** Start of Text shown **
Mr. Chairman, I should like to join with the two hon. members who have preceded me in urging that the committee on veterans affairs be made a standing com-

mittee. Under rapidly changing conditions it becomes important that we have a review from year to year of the various acts affecting veterans, to find out whether or not they are adequate to deal with the problems involved. We might also make a careful check on the administration of those acts.

Whether or not the government would care to make the veterans committee a standing committee of the house, I urge that a committee be set up at this session, because there is a good deal of unfinished business which should be dealt with as soon as possible.

I should like to make a brief review of some of the recommendations of former committees on veterans affairs.
** End of Text shown **
** Start of Dataset rows **
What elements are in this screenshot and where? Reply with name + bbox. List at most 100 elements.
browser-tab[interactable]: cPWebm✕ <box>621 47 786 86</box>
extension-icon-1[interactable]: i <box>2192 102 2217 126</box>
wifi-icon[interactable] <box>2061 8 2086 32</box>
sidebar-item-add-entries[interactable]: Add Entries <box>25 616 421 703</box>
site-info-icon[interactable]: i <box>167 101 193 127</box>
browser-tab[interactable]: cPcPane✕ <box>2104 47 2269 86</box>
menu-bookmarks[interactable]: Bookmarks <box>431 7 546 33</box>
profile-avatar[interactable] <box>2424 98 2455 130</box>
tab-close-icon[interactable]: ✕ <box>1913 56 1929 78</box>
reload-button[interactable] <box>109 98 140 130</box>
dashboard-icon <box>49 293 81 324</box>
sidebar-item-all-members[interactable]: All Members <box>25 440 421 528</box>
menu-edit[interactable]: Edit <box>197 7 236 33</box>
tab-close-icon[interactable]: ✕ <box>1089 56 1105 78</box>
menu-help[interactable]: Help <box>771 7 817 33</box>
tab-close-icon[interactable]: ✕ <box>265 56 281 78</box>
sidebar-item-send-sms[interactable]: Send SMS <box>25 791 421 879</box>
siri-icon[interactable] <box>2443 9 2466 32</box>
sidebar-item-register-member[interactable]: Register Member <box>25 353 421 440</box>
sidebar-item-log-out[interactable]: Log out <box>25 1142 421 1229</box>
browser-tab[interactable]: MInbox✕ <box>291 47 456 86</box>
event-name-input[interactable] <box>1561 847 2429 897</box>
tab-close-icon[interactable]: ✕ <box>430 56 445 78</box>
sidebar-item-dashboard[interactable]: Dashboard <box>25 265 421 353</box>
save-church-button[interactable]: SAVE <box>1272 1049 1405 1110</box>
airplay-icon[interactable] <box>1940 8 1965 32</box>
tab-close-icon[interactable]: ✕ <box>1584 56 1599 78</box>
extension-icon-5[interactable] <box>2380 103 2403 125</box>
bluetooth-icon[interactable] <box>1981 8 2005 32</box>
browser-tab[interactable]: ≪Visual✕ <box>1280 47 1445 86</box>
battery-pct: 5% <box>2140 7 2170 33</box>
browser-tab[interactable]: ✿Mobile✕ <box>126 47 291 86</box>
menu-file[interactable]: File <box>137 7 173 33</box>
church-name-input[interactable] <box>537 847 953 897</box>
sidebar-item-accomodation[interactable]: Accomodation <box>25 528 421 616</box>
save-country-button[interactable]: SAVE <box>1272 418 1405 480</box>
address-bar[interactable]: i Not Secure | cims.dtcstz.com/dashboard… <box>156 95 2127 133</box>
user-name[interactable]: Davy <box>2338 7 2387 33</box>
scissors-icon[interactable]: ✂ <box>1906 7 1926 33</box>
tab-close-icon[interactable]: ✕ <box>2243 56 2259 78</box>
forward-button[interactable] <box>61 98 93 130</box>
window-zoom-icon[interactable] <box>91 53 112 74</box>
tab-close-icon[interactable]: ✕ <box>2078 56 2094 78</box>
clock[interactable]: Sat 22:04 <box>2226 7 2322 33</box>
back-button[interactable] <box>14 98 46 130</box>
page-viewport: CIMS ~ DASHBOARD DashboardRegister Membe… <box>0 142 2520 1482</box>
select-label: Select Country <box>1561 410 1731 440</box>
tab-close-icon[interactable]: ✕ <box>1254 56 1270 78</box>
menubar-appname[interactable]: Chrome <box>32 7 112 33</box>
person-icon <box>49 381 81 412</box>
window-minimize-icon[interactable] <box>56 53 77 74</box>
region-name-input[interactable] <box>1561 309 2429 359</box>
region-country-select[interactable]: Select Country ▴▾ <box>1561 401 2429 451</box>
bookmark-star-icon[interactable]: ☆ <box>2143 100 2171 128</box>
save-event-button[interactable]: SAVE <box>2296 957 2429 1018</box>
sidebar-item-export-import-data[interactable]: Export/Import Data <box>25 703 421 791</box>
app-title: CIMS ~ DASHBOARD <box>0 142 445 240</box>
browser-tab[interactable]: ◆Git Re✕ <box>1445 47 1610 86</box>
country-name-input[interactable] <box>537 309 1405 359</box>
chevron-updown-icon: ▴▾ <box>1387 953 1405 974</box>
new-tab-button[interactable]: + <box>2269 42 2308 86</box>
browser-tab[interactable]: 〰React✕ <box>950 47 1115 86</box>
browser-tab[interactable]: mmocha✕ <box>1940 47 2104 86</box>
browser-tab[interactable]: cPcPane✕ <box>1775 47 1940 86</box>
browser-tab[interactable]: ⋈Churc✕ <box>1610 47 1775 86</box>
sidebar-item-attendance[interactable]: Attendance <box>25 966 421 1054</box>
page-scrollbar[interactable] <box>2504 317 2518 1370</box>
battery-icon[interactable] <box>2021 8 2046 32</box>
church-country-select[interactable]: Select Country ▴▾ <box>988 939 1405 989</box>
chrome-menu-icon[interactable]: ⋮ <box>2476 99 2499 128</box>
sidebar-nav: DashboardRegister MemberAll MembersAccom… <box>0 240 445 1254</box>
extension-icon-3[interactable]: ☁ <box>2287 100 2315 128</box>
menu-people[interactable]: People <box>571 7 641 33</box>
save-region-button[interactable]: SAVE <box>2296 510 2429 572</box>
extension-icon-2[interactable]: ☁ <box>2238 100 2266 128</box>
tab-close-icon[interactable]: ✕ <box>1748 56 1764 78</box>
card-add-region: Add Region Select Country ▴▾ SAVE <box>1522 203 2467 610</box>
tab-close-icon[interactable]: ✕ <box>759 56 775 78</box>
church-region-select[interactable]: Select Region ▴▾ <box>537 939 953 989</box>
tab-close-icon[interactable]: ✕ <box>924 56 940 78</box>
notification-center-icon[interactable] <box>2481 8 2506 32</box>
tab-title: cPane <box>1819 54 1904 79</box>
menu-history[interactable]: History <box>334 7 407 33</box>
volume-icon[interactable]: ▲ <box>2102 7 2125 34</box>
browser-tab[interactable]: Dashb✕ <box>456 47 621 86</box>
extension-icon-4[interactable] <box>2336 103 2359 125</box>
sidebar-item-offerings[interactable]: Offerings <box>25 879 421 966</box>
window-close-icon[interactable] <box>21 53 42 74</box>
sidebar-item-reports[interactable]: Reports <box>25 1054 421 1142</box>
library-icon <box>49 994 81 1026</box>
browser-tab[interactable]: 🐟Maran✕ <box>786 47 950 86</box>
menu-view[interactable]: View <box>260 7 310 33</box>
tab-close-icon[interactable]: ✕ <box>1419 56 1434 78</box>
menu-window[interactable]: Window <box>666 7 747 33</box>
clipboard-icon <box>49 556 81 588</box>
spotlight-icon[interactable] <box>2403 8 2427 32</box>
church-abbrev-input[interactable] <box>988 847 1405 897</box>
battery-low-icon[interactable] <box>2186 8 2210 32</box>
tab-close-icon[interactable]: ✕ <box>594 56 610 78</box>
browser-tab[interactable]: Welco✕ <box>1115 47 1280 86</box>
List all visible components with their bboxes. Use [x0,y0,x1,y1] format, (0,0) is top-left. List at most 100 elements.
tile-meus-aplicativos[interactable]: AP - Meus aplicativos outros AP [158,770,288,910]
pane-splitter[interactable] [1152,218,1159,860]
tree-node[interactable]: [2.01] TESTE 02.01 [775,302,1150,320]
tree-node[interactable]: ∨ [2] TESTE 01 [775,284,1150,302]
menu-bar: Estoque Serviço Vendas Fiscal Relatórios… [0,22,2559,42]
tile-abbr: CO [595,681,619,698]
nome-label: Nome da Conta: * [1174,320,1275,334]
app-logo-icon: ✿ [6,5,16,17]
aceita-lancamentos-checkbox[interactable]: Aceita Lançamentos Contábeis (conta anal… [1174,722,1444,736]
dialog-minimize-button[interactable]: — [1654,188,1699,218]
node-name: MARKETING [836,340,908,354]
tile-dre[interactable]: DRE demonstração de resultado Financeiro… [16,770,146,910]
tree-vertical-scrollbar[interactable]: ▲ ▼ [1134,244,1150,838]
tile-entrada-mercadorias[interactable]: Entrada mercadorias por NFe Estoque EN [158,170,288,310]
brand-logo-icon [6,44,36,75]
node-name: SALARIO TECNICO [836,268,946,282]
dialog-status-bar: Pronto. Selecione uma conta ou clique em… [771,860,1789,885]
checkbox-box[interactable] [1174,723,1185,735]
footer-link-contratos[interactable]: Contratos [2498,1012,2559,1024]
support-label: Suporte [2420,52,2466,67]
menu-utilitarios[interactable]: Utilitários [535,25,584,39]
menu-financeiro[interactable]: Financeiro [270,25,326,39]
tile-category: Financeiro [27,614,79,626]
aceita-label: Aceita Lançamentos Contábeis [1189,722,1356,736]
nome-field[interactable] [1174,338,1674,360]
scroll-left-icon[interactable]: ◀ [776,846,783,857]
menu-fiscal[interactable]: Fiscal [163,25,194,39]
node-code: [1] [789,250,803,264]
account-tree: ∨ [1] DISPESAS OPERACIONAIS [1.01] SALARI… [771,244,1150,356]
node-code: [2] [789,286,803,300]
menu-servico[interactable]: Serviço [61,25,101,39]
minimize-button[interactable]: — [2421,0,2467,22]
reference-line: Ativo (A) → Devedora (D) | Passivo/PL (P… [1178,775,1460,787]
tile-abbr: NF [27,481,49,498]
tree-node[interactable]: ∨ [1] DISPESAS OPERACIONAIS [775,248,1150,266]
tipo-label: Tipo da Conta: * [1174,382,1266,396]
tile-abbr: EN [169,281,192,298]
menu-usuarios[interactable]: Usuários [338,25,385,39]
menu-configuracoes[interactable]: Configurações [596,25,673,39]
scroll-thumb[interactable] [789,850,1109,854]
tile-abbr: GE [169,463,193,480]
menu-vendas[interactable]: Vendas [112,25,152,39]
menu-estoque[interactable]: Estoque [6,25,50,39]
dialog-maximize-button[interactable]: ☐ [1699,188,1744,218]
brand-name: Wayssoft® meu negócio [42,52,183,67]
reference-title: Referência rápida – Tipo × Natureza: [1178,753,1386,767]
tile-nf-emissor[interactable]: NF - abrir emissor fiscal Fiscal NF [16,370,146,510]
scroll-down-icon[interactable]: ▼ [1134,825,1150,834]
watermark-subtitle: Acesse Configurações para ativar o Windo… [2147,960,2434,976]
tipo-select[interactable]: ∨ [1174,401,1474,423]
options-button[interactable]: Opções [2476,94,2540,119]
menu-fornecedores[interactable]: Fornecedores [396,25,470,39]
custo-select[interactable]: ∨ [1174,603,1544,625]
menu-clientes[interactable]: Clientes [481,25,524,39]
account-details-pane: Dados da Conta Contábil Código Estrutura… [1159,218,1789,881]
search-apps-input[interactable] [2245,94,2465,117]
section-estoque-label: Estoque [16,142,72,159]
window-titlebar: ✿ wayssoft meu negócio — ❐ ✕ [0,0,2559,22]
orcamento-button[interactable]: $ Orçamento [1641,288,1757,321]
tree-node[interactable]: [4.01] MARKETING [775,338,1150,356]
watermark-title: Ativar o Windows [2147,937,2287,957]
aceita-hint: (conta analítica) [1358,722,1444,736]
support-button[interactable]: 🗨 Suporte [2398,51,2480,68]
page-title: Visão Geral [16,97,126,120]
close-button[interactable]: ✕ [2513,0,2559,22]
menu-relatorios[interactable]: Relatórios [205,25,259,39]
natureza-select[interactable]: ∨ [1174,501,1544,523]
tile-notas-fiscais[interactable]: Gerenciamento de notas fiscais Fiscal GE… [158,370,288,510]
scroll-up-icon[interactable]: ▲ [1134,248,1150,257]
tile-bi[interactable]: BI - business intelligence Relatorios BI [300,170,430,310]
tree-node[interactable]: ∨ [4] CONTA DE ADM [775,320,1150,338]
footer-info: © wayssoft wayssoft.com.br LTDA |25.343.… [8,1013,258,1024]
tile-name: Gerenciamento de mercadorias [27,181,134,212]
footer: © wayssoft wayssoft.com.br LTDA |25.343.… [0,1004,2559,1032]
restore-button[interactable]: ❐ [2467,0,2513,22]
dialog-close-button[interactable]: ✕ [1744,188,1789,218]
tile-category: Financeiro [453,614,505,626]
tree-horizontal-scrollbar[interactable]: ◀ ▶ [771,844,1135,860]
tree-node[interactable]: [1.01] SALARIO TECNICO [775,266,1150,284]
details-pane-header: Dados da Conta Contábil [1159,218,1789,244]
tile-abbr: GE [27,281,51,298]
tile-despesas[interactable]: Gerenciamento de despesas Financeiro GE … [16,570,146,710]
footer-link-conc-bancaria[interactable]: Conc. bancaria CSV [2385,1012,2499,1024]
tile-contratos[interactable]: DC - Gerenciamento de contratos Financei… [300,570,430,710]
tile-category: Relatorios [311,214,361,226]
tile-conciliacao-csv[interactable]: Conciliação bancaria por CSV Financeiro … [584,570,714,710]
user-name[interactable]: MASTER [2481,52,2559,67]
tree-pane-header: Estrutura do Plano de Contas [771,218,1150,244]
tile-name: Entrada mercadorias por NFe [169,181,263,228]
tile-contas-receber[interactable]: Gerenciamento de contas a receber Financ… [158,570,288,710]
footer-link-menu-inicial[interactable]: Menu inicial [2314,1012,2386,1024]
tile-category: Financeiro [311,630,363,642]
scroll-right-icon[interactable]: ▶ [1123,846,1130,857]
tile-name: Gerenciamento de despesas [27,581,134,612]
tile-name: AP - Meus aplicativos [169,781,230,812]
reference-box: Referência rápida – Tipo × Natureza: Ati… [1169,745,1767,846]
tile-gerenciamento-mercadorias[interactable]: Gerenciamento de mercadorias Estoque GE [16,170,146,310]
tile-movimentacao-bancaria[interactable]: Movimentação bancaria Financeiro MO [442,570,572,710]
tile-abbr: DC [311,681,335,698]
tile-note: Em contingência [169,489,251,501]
** End of Dataset rows **
**Set tasks:**
(a) Render this sentence from the speech on the veterans committee into French: "I should like to make a brief review of some of the recommendations of former committees on veterans affairs."
(b) From the speech on the veterans committee, quote the passage starting with "Mr. Chairman, I" and going on through "on veterans affairs.".
The collection entries have no role in this.

**Expected results:**
(a) Je voudrais passer brièvement en revue certaines des recommandations des anciens comités des affaires des anciens combattants.

(b)
Mr. Chairman, I should like to join with the two hon. members who have preceded me in urging that the committee on veterans affairs be made a standing com-

mittee. Under rapidly changing conditions it becomes important that we have a review from year to year of the various acts affecting veterans, to find out whether or not they are adequate to deal with the problems involved. We might also make a careful check on the administration of those acts.

Whether or not the government would care to make the veterans committee a standing committee of the house, I urge that a committee be set up at this session, because there is a good deal of unfinished business which should be dealt with as soon as possible.

I should like to make a brief review of some of the recommendations of former committees on veterans affairs.